── Data for the task
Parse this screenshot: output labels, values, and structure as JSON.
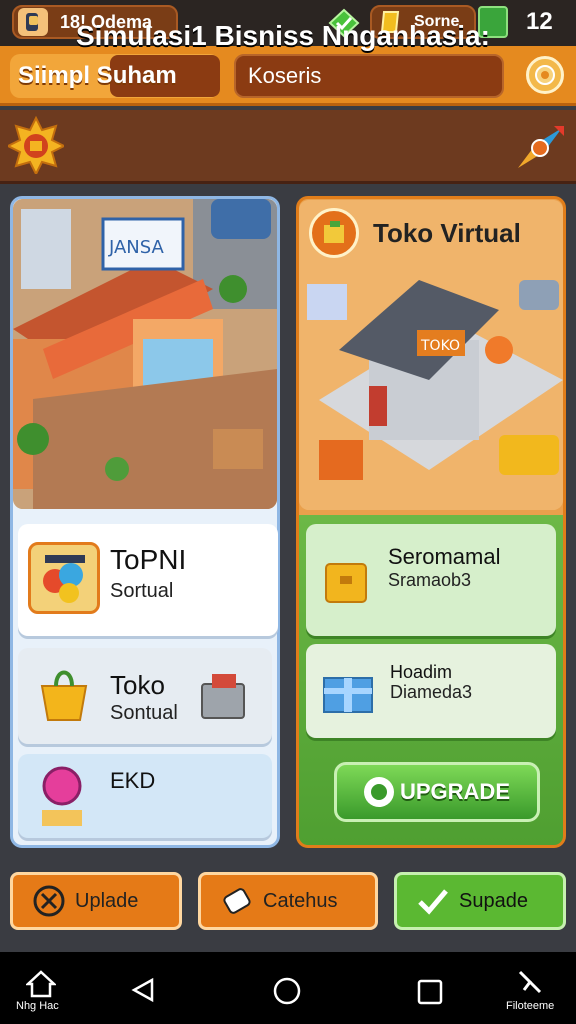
{
  "statusbar": {
    "player_name": "18! Odema",
    "coins": "Sorne",
    "level": "12"
  },
  "navbar": {
    "tab_label": "Siimpl Suham",
    "search_text": "Koseris"
  },
  "banner": {
    "title": "Simulasi1 Bisniss Nnganhasia:"
  },
  "left_panel": {
    "sign_text": "JANSA",
    "cards": [
      {
        "title": "ToPNI",
        "subtitle": "Sortual"
      },
      {
        "title": "Toko",
        "subtitle": "Sontual"
      },
      {
        "title": "EKD",
        "subtitle": ""
      }
    ]
  },
  "right_panel": {
    "title": "Toko Virtual",
    "store_sign": "TOKO",
    "cards": [
      {
        "title": "Seromamal",
        "subtitle": "Sramaob3"
      },
      {
        "title": "Hoadim",
        "subtitle": "Diameda3"
      }
    ],
    "upgrade_label": "UPGRADE"
  },
  "bottom_buttons": [
    {
      "label": "Uplade"
    },
    {
      "label": "Catehus"
    },
    {
      "label": "Supade"
    }
  ],
  "system_nav": {
    "home_label": "Nhg Hac",
    "files_label": "Filoteeme"
  },
  "colors": {
    "orange": "#e58a1f",
    "brown": "#6d3a1f",
    "green": "#5bb832",
    "blue_panel": "#e8f1fa"
  }
}
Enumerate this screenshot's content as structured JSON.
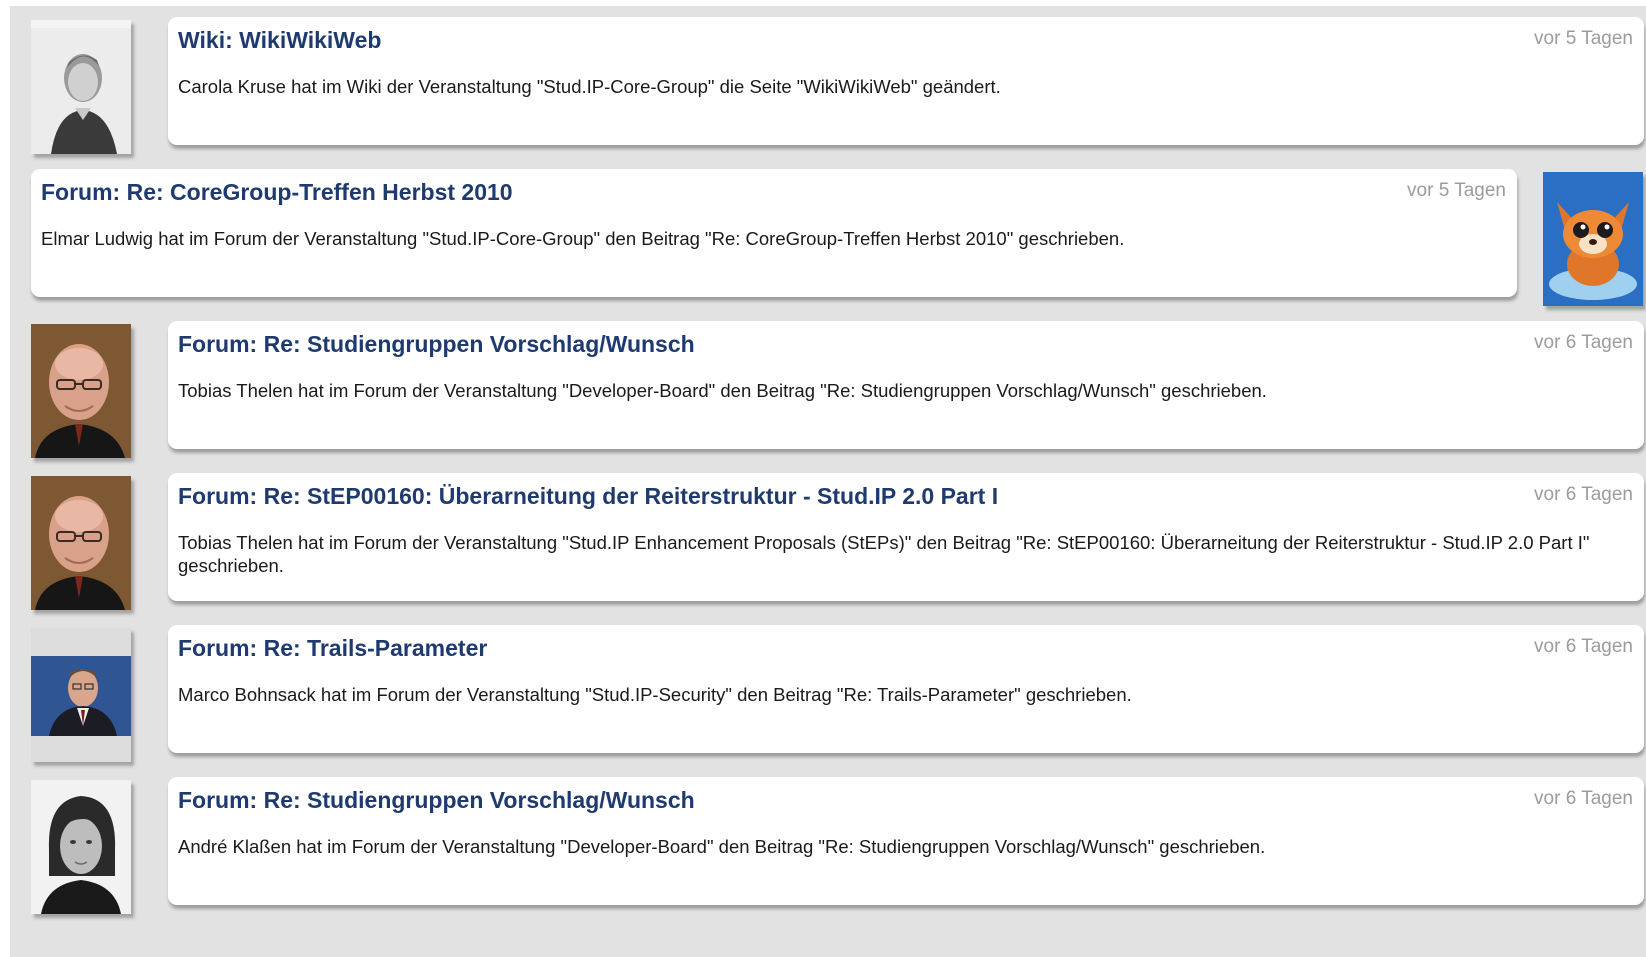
{
  "activity_feed": [
    {
      "side": "left",
      "title": "Wiki: WikiWikiWeb",
      "time": "vor 5 Tagen",
      "text": "Carola Kruse hat im Wiki der Veranstaltung \"Stud.IP-Core-Group\" die Seite \"WikiWikiWeb\" geändert.",
      "avatar_icon": "avatar-woman-photo"
    },
    {
      "side": "right",
      "title": "Forum: Re: CoreGroup-Treffen Herbst 2010",
      "time": "vor 5 Tagen",
      "text": "Elmar Ludwig hat im Forum der Veranstaltung \"Stud.IP-Core-Group\" den Beitrag \"Re: CoreGroup-Treffen Herbst 2010\" geschrieben.",
      "avatar_icon": "avatar-cartoon-fox"
    },
    {
      "side": "left",
      "title": "Forum: Re: Studiengruppen Vorschlag/Wunsch",
      "time": "vor 6 Tagen",
      "text": "Tobias Thelen hat im Forum der Veranstaltung \"Developer-Board\" den Beitrag \"Re: Studiengruppen Vorschlag/Wunsch\" geschrieben.",
      "avatar_icon": "avatar-man-glasses-photo"
    },
    {
      "side": "left",
      "title": "Forum: Re: StEP00160: Überarneitung der Reiterstruktur - Stud.IP 2.0 Part I",
      "time": "vor 6 Tagen",
      "text": "Tobias Thelen hat im Forum der Veranstaltung \"Stud.IP Enhancement Proposals (StEPs)\" den Beitrag \"Re: StEP00160: Überarneitung der Reiterstruktur - Stud.IP 2.0 Part I\" geschrieben.",
      "avatar_icon": "avatar-man-glasses-photo"
    },
    {
      "side": "left",
      "title": "Forum: Re: Trails-Parameter",
      "time": "vor 6 Tagen",
      "text": "Marco Bohnsack hat im Forum der Veranstaltung \"Stud.IP-Security\" den Beitrag \"Re: Trails-Parameter\" geschrieben.",
      "avatar_icon": "avatar-man-suit-photo"
    },
    {
      "side": "left",
      "title": "Forum: Re: Studiengruppen Vorschlag/Wunsch",
      "time": "vor 6 Tagen",
      "text": "André Klaßen hat im Forum der Veranstaltung \"Developer-Board\" den Beitrag \"Re: Studiengruppen Vorschlag/Wunsch\" geschrieben.",
      "avatar_icon": "avatar-young-man-photo"
    }
  ],
  "colors": {
    "title": "#1e3a6e",
    "time": "#9c9c9c",
    "background": "#e2e2e2",
    "bubble": "#ffffff"
  }
}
────
Exercise directions
All lines holding the word "Reiterstruktur" should be picked out and copied.

The result
      "title": "Forum: Re: StEP00160: Überarneitung der Reiterstruktur - Stud.IP 2.0 Part I",
      "text": "Tobias Thelen hat im Forum der Veranstaltung \"Stud.IP Enhancement Proposals (StEPs)\" den Beitrag \"Re: StEP00160: Überarneitung der Reiterstruktur - Stud.IP 2.0 Part I\" geschrieben.",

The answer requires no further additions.